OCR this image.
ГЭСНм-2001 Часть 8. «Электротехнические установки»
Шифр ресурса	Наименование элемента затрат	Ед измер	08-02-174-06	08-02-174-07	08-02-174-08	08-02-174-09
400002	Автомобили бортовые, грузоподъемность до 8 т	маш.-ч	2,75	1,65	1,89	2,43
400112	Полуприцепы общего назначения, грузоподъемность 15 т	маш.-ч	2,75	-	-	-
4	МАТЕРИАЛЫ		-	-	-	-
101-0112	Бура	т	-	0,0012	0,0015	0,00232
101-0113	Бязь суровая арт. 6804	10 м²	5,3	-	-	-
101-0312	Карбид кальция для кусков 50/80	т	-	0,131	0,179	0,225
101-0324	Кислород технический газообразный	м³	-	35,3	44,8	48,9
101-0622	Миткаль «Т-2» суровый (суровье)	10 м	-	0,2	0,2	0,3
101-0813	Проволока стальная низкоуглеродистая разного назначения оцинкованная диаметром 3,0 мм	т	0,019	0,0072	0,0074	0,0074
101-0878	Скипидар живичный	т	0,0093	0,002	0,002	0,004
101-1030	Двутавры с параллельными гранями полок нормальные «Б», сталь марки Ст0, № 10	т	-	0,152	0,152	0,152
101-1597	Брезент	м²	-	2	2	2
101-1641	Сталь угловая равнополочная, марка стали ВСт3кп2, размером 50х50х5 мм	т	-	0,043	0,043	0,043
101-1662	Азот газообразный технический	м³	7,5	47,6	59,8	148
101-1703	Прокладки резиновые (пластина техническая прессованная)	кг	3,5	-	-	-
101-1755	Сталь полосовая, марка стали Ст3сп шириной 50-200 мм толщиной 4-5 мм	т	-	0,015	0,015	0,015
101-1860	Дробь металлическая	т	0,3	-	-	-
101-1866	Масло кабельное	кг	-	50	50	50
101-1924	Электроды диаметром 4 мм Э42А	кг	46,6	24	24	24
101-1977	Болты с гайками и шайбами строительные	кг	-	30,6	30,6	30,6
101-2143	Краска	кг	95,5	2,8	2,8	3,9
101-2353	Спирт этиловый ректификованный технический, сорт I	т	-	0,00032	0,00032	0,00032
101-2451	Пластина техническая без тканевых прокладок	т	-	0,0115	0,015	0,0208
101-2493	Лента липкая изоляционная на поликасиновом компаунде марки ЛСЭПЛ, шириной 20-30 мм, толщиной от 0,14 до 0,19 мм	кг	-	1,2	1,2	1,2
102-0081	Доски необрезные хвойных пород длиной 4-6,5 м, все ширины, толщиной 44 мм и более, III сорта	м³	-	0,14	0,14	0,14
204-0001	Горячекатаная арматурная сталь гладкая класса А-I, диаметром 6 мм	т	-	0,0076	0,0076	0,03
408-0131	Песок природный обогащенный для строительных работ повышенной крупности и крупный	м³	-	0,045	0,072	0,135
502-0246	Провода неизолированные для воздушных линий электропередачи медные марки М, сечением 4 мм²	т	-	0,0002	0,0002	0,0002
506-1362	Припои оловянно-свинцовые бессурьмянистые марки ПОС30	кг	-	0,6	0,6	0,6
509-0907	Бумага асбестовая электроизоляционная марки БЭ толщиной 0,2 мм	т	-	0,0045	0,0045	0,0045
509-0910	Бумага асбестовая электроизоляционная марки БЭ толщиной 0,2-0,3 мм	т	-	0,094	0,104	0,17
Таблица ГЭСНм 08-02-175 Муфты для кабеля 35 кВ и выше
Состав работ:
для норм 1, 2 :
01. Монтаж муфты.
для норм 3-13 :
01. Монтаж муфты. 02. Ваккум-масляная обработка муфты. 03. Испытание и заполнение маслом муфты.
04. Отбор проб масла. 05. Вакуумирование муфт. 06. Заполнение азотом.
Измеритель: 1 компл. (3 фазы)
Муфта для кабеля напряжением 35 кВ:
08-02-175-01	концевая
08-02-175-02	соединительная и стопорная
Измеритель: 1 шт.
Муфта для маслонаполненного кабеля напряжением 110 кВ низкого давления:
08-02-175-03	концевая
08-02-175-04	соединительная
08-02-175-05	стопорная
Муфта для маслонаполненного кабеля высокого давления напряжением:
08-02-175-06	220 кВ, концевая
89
··········
Pull out each record as written and restate it exactly.

Solution:
OCR this image.
ГЭСНм-2001 Часть 8. «Электротехнические установки»
Шифр ресурса	Наименование элемента затрат	Ед измер	08-02-174-06	08-02-174-07	08-02-174-08	08-02-174-09
400002	Автомобили бортовые, грузоподъемность до 8 т	маш.-ч	2,75	1,65	1,89	2,43
400112	Полуприцепы общего назначения, грузоподъемность 15 т	маш.-ч	2,75	-	-	-
4	МАТЕРИАЛЫ		-	-	-	-
101-0112	Бура	т	-	0,0012	0,0015	0,00232
101-0113	Бязь суровая арт. 6804	10 м²	5,3	-	-	-
101-0312	Карбид кальция для кусков 50/80	т	-	0,131	0,179	0,225
101-0324	Кислород технический газообразный	м³	-	35,3	44,8	48,9
101-0622	Миткаль «Т-2» суровый (суровье)	10 м	-	0,2	0,2	0,3
101-0813	Проволока стальная низкоуглеродистая разного назначения оцинкованная диаметром 3,0 мм	т	0,019	0,0072	0,0074	0,0074
101-0878	Скипидар живичный	т	0,0093	0,002	0,002	0,004
101-1030	Двутавры с параллельными гранями полок нормальные «Б», сталь марки Ст0, № 10	т	-	0,152	0,152	0,152
101-1597	Брезент	м²	-	2	2	2
101-1641	Сталь угловая равнополочная, марка стали ВСт3кп2, размером 50х50х5 мм	т	-	0,043	0,043	0,043
101-1662	Азот газообразный технический	м³	7,5	47,6	59,8	148
101-1703	Прокладки резиновые (пластина техническая прессованная)	кг	3,5	-	-	-
101-1755	Сталь полосовая, марка стали Ст3сп шириной 50-200 мм толщиной 4-5 мм	т	-	0,015	0,015	0,015
101-1860	Дробь металлическая	т	0,3	-	-	-
101-1866	Масло кабельное	кг	-	50	50	50
101-1924	Электроды диаметром 4 мм Э42А	кг	46,6	24	24	24
101-1977	Болты с гайками и шайбами строительные	кг	-	30,6	30,6	30,6
101-2143	Краска	кг	95,5	2,8	2,8	3,9
101-2353	Спирт этиловый ректификованный технический, сорт I	т	-	0,00032	0,00032	0,00032
101-2451	Пластина техническая без тканевых прокладок	т	-	0,0115	0,015	0,0208
101-2493	Лента липкая изоляционная на поликасиновом компаунде марки ЛСЭПЛ, шириной 20-30 мм, толщиной от 0,14 до 0,19 мм	кг	-	1,2	1,2	1,2
102-0081	Доски необрезные хвойных пород длиной 4-6,5 м, все ширины, толщиной 44 мм и более, III сорта	м³	-	0,14	0,14	0,14
204-0001	Горячекатаная арматурная сталь гладкая класса А-I, диаметром 6 мм	т	-	0,0076	0,0076	0,03
408-0131	Песок природный обогащенный для строительных работ повышенной крупности и крупный	м³	-	0,045	0,072	0,135
502-0246	Провода неизолированные для воздушных линий электропередачи медные марки М, сечением 4 мм²	т	-	0,0002	0,0002	0,0002
506-1362	Припои оловянно-свинцовые бессурьмянистые марки ПОС30	кг	-	0,6	0,6	0,6
509-0907	Бумага асбестовая электроизоляционная марки БЭ толщиной 0,2 мм	т	-	0,0045	0,0045	0,0045
509-0910	Бумага асбестовая электроизоляционная марки БЭ толщиной 0,2-0,3 мм	т	-	0,094	0,104	0,17
Таблица ГЭСНм 08-02-175 Муфты для кабеля 35 кВ и выше
Состав работ:
для норм 1, 2 :
01. Монтаж муфты.
для норм 3-13 :
01. Монтаж муфты. 02. Ваккум-масляная обработка муфты. 03. Испытание и заполнение маслом муфты.
04. Отбор проб масла. 05. Вакуумирование муфт. 06. Заполнение азотом.
Измеритель: 1 компл. (3 фазы)
Муфта для кабеля напряжением 35 кВ:
08-02-175-01	концевая
08-02-175-02	соединительная и стопорная
Измеритель: 1 шт.
Муфта для маслонаполненного кабеля напряжением 110 кВ низкого давления:
08-02-175-03	концевая
08-02-175-04	соединительная
08-02-175-05	стопорная
Муфта для маслонаполненного кабеля высокого давления напряжением:
08-02-175-06	220 кВ, концевая
89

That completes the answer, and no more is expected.